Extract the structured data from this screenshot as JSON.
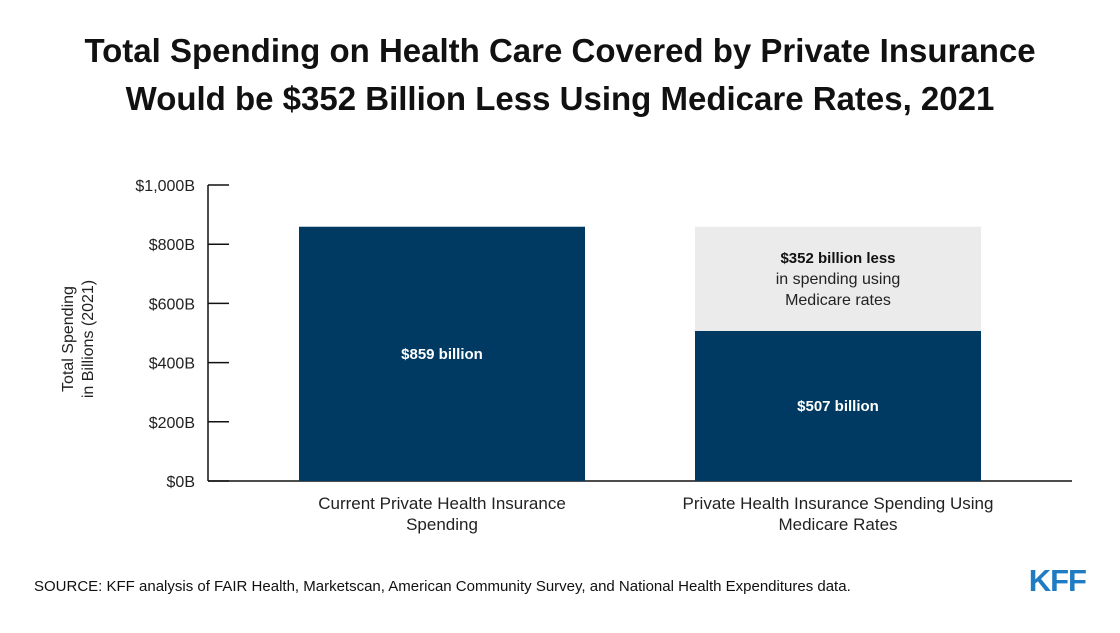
{
  "chart_data": {
    "type": "bar",
    "stacked": true,
    "title": "Total Spending on Health Care Covered by Private Insurance Would be $352 Billion Less Using Medicare Rates, 2021",
    "title_lines": [
      "Total Spending on Health Care Covered by Private Insurance",
      "Would be $352 Billion Less Using Medicare Rates, 2021"
    ],
    "ylabel_lines": [
      "Total Spending",
      "in Billions (2021)"
    ],
    "ylim": [
      0,
      1000
    ],
    "yticks": [
      0,
      200,
      400,
      600,
      800,
      1000
    ],
    "ytick_labels": [
      "$0B",
      "$200B",
      "$400B",
      "$600B",
      "$800B",
      "$1,000B"
    ],
    "grid": false,
    "categories": [
      [
        "Current Private Health Insurance",
        "Spending"
      ],
      [
        "Private Health Insurance Spending Using",
        "Medicare Rates"
      ]
    ],
    "bars": [
      {
        "segments": [
          {
            "value": 859,
            "label": "$859 billion",
            "color": "#003a63"
          }
        ]
      },
      {
        "segments": [
          {
            "value": 507,
            "label": "$507 billion",
            "color": "#003a63"
          },
          {
            "value": 352,
            "label_lines": [
              "$352 billion less",
              "in spending using",
              "Medicare rates"
            ],
            "color": "#ebebeb"
          }
        ]
      }
    ]
  },
  "source": "SOURCE: KFF analysis of FAIR Health, Marketscan, American Community Survey, and National Health Expenditures data.",
  "logo": {
    "text": "KFF",
    "color": "#1f7bc2"
  },
  "colors": {
    "bar_dark": "#003a63",
    "bar_light": "#ebebeb",
    "axis": "#111111"
  }
}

----

Gather all lines from the records above in which "Medicare" appears.

__Answer for this exercise__:
    "title": "Total Spending on Health Care Covered by Private Insurance Would be $352 Billion Less Using Medicare Rates, 2021",
      "Would be $352 Billion Less Using Medicare Rates, 2021"
        "Medicare Rates"
              "Medicare rates"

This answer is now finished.